**WHAT TO DO**:
Reply with one number: how many lines contain the word "icon".

-- BEGIN SUPPLIED DATA --

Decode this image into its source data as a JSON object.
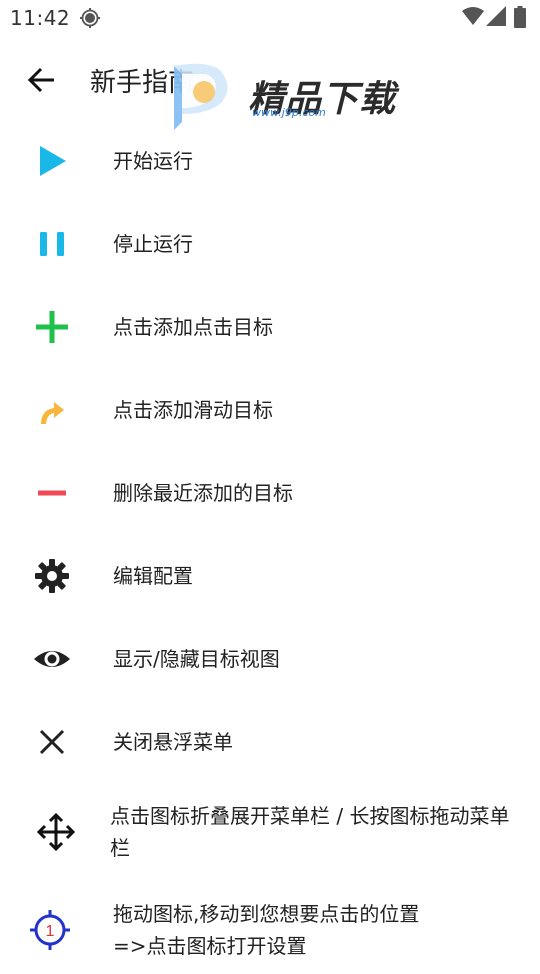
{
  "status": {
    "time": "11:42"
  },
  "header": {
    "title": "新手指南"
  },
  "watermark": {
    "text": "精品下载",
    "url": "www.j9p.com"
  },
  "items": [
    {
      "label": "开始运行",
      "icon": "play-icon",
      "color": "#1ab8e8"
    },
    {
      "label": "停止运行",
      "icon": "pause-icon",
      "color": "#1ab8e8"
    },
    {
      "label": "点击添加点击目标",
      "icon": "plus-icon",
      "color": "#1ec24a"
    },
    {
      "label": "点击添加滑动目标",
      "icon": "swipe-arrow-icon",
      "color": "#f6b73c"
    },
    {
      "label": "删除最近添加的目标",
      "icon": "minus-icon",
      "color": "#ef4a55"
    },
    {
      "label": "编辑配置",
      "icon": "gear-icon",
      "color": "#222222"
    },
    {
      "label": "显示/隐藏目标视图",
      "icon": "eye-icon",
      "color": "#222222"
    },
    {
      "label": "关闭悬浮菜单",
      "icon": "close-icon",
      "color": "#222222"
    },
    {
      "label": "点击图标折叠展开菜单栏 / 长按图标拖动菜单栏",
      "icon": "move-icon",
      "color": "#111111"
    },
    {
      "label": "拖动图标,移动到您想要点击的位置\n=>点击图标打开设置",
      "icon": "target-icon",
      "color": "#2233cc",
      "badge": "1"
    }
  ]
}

-- END SUPPLIED DATA --

**THE RESULT**:
10